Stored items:

◆ ◆ ◆ ◆

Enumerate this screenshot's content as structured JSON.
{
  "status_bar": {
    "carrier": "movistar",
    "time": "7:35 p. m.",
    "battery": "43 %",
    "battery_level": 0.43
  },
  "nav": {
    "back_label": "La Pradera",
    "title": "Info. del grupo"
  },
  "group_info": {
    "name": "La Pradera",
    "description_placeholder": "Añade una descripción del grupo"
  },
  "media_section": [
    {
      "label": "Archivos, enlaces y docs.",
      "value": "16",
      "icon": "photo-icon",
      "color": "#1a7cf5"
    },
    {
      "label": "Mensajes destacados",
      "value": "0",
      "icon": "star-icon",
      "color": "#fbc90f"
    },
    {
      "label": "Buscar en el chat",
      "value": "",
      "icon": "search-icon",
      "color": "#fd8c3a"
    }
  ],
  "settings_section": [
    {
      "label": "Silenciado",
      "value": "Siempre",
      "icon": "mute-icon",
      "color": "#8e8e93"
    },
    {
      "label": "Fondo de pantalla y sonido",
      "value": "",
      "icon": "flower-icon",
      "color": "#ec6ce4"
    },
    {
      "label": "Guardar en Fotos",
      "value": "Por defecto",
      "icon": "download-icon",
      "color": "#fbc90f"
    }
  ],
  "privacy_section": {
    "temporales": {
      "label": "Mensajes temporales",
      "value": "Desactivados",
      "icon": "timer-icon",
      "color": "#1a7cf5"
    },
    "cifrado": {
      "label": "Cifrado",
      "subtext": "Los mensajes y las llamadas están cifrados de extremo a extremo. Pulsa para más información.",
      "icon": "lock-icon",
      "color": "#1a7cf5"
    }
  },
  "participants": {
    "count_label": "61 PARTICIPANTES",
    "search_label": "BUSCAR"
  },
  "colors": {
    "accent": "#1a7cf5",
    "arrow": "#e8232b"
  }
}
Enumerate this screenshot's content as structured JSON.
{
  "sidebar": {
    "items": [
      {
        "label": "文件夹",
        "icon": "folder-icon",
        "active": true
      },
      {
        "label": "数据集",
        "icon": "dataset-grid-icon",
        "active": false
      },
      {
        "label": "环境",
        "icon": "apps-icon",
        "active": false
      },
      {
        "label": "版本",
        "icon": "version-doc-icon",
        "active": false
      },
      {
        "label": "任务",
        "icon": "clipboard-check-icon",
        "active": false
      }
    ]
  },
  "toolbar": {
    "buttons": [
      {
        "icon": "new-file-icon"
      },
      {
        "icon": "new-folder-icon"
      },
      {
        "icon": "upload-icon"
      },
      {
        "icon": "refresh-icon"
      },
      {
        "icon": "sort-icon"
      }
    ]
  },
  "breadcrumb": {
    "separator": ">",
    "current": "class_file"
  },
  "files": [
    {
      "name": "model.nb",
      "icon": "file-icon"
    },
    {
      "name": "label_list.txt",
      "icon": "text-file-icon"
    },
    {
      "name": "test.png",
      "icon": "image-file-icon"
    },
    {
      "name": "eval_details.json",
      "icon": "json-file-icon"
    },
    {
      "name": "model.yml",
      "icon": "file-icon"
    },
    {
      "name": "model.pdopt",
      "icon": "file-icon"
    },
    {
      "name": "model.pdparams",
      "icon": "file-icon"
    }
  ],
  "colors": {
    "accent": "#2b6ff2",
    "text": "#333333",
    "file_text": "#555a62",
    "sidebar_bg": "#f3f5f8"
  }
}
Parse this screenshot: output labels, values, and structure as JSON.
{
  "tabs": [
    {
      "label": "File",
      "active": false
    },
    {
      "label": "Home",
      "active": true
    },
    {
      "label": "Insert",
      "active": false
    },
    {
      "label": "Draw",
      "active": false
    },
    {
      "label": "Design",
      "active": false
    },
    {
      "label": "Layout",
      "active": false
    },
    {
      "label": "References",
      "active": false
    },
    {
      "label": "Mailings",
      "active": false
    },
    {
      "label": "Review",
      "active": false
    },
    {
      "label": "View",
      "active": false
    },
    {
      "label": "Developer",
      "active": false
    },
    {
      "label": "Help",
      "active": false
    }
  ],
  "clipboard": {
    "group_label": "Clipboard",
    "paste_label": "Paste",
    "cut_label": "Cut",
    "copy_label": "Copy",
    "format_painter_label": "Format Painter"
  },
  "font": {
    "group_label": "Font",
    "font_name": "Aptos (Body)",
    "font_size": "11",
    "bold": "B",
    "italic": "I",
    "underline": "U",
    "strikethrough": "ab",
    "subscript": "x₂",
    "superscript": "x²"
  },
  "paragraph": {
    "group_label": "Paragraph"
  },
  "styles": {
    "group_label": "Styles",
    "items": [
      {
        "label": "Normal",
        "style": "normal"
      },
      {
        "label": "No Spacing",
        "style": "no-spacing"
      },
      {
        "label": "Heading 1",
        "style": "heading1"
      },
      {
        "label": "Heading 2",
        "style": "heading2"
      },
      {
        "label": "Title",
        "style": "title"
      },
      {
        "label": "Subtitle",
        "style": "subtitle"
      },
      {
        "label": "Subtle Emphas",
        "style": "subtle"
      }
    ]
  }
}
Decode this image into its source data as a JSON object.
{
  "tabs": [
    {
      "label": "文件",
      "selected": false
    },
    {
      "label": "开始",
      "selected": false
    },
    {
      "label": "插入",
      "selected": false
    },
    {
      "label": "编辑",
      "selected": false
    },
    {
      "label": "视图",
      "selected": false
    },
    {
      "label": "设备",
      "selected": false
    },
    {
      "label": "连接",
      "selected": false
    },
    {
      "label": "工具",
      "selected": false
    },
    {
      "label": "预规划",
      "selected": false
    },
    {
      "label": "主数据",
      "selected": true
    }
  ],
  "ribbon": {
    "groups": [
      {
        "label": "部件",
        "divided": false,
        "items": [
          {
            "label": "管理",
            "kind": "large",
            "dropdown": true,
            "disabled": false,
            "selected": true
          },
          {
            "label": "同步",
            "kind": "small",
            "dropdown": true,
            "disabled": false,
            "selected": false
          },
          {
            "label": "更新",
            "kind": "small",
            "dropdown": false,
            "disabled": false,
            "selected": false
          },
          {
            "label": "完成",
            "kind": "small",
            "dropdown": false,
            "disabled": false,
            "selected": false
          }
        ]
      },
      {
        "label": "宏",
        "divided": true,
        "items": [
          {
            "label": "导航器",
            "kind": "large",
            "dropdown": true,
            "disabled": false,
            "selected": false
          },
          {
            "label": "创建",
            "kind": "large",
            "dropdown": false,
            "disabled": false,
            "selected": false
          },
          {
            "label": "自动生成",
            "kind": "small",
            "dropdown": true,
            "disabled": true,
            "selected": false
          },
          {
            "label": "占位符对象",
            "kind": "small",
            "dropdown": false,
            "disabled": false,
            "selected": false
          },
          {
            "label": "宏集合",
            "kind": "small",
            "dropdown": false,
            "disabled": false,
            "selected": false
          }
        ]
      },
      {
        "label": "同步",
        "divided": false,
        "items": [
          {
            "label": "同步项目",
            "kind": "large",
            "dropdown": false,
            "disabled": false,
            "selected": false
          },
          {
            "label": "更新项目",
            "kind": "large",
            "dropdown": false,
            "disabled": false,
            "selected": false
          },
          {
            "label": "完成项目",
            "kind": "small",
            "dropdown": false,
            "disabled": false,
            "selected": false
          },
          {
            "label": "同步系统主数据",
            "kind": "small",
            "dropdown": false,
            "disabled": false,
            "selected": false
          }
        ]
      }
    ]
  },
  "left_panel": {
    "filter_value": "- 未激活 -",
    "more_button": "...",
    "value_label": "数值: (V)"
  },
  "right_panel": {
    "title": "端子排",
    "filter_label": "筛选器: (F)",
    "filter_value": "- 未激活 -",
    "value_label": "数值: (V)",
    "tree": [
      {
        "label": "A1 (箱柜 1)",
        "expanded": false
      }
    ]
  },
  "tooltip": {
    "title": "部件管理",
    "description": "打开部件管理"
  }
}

◆ ◆ ◆ ◆

## THE PROBLEM
Extract each line of the material exactly as it stands.

## RESPONSE TO THIS TASK
Enumerate this screenshot's content as structured JSON.
{
  "status_bar": {
    "carrier": "movistar",
    "time": "7:35 p. m.",
    "battery": "43 %",
    "battery_level": 0.43
  },
  "nav": {
    "back_label": "La Pradera",
    "title": "Info. del grupo"
  },
  "group_info": {
    "name": "La Pradera",
    "description_placeholder": "Añade una descripción del grupo"
  },
  "media_section": [
    {
      "label": "Archivos, enlaces y docs.",
      "value": "16",
      "icon": "photo-icon",
      "color": "#1a7cf5"
    },
    {
      "label": "Mensajes destacados",
      "value": "0",
      "icon": "star-icon",
      "color": "#fbc90f"
    },
    {
      "label": "Buscar en el chat",
      "value": "",
      "icon": "search-icon",
      "color": "#fd8c3a"
    }
  ],
  "settings_section": [
    {
      "label": "Silenciado",
      "value": "Siempre",
      "icon": "mute-icon",
      "color": "#8e8e93"
    },
    {
      "label": "Fondo de pantalla y sonido",
      "value": "",
      "icon": "flower-icon",
      "color": "#ec6ce4"
    },
    {
      "label": "Guardar en Fotos",
      "value": "Por defecto",
      "icon": "download-icon",
      "color": "#fbc90f"
    }
  ],
  "privacy_section": {
    "temporales": {
      "label": "Mensajes temporales",
      "value": "Desactivados",
      "icon": "timer-icon",
      "color": "#1a7cf5"
    },
    "cifrado": {
      "label": "Cifrado",
      "subtext": "Los mensajes y las llamadas están cifrados de extremo a extremo. Pulsa para más información.",
      "icon": "lock-icon",
      "color": "#1a7cf5"
    }
  },
  "participants": {
    "count_label": "61 PARTICIPANTES",
    "search_label": "BUSCAR"
  },
  "colors": {
    "accent": "#1a7cf5",
    "arrow": "#e8232b"
  }
}
Enumerate this screenshot's content as structured JSON.
{
  "sidebar": {
    "items": [
      {
        "label": "文件夹",
        "icon": "folder-icon",
        "active": true
      },
      {
        "label": "数据集",
        "icon": "dataset-grid-icon",
        "active": false
      },
      {
        "label": "环境",
        "icon": "apps-icon",
        "active": false
      },
      {
        "label": "版本",
        "icon": "version-doc-icon",
        "active": false
      },
      {
        "label": "任务",
        "icon": "clipboard-check-icon",
        "active": false
      }
    ]
  },
  "toolbar": {
    "buttons": [
      {
        "icon": "new-file-icon"
      },
      {
        "icon": "new-folder-icon"
      },
      {
        "icon": "upload-icon"
      },
      {
        "icon": "refresh-icon"
      },
      {
        "icon": "sort-icon"
      }
    ]
  },
  "breadcrumb": {
    "separator": ">",
    "current": "class_file"
  },
  "files": [
    {
      "name": "model.nb",
      "icon": "file-icon"
    },
    {
      "name": "label_list.txt",
      "icon": "text-file-icon"
    },
    {
      "name": "test.png",
      "icon": "image-file-icon"
    },
    {
      "name": "eval_details.json",
      "icon": "json-file-icon"
    },
    {
      "name": "model.yml",
      "icon": "file-icon"
    },
    {
      "name": "model.pdopt",
      "icon": "file-icon"
    },
    {
      "name": "model.pdparams",
      "icon": "file-icon"
    }
  ],
  "colors": {
    "accent": "#2b6ff2",
    "text": "#333333",
    "file_text": "#555a62",
    "sidebar_bg": "#f3f5f8"
  }
}
Parse this screenshot: output labels, values, and structure as JSON.
{
  "tabs": [
    {
      "label": "File",
      "active": false
    },
    {
      "label": "Home",
      "active": true
    },
    {
      "label": "Insert",
      "active": false
    },
    {
      "label": "Draw",
      "active": false
    },
    {
      "label": "Design",
      "active": false
    },
    {
      "label": "Layout",
      "active": false
    },
    {
      "label": "References",
      "active": false
    },
    {
      "label": "Mailings",
      "active": false
    },
    {
      "label": "Review",
      "active": false
    },
    {
      "label": "View",
      "active": false
    },
    {
      "label": "Developer",
      "active": false
    },
    {
      "label": "Help",
      "active": false
    }
  ],
  "clipboard": {
    "group_label": "Clipboard",
    "paste_label": "Paste",
    "cut_label": "Cut",
    "copy_label": "Copy",
    "format_painter_label": "Format Painter"
  },
  "font": {
    "group_label": "Font",
    "font_name": "Aptos (Body)",
    "font_size": "11",
    "bold": "B",
    "italic": "I",
    "underline": "U",
    "strikethrough": "ab",
    "subscript": "x₂",
    "superscript": "x²"
  },
  "paragraph": {
    "group_label": "Paragraph"
  },
  "styles": {
    "group_label": "Styles",
    "items": [
      {
        "label": "Normal",
        "style": "normal"
      },
      {
        "label": "No Spacing",
        "style": "no-spacing"
      },
      {
        "label": "Heading 1",
        "style": "heading1"
      },
      {
        "label": "Heading 2",
        "style": "heading2"
      },
      {
        "label": "Title",
        "style": "title"
      },
      {
        "label": "Subtitle",
        "style": "subtitle"
      },
      {
        "label": "Subtle Emphas",
        "style": "subtle"
      }
    ]
  }
}
Decode this image into its source data as a JSON object.
{
  "tabs": [
    {
      "label": "文件",
      "selected": false
    },
    {
      "label": "开始",
      "selected": false
    },
    {
      "label": "插入",
      "selected": false
    },
    {
      "label": "编辑",
      "selected": false
    },
    {
      "label": "视图",
      "selected": false
    },
    {
      "label": "设备",
      "selected": false
    },
    {
      "label": "连接",
      "selected": false
    },
    {
      "label": "工具",
      "selected": false
    },
    {
      "label": "预规划",
      "selected": false
    },
    {
      "label": "主数据",
      "selected": true
    }
  ],
  "ribbon": {
    "groups": [
      {
        "label": "部件",
        "divided": false,
        "items": [
          {
            "label": "管理",
            "kind": "large",
            "dropdown": true,
            "disabled": false,
            "selected": true
          },
          {
            "label": "同步",
            "kind": "small",
            "dropdown": true,
            "disabled": false,
            "selected": false
          },
          {
            "label": "更新",
            "kind": "small",
            "dropdown": false,
            "disabled": false,
            "selected": false
          },
          {
            "label": "完成",
            "kind": "small",
            "dropdown": false,
            "disabled": false,
            "selected": false
          }
        ]
      },
      {
        "label": "宏",
        "divided": true,
        "items": [
          {
            "label": "导航器",
            "kind": "large",
            "dropdown": true,
            "disabled": false,
            "selected": false
          },
          {
            "label": "创建",
            "kind": "large",
            "dropdown": false,
            "disabled": false,
            "selected": false
          },
          {
            "label": "自动生成",
            "kind": "small",
            "dropdown": true,
            "disabled": true,
            "selected": false
          },
          {
            "label": "占位符对象",
            "kind": "small",
            "dropdown": false,
            "disabled": false,
            "selected": false
          },
          {
            "label": "宏集合",
            "kind": "small",
            "dropdown": false,
            "disabled": false,
            "selected": false
          }
        ]
      },
      {
        "label": "同步",
        "divided": false,
        "items": [
          {
            "label": "同步项目",
            "kind": "large",
            "dropdown": false,
            "disabled": false,
            "selected": false
          },
          {
            "label": "更新项目",
            "kind": "large",
            "dropdown": false,
            "disabled": false,
            "selected": false
          },
          {
            "label": "完成项目",
            "kind": "small",
            "dropdown": false,
            "disabled": false,
            "selected": false
          },
          {
            "label": "同步系统主数据",
            "kind": "small",
            "dropdown": false,
            "disabled": false,
            "selected": false
          }
        ]
      }
    ]
  },
  "left_panel": {
    "filter_value": "- 未激活 -",
    "more_button": "...",
    "value_label": "数值: (V)"
  },
  "right_panel": {
    "title": "端子排",
    "filter_label": "筛选器: (F)",
    "filter_value": "- 未激活 -",
    "value_label": "数值: (V)",
    "tree": [
      {
        "label": "A1 (箱柜 1)",
        "expanded": false
      }
    ]
  },
  "tooltip": {
    "title": "部件管理",
    "description": "打开部件管理"
  }
}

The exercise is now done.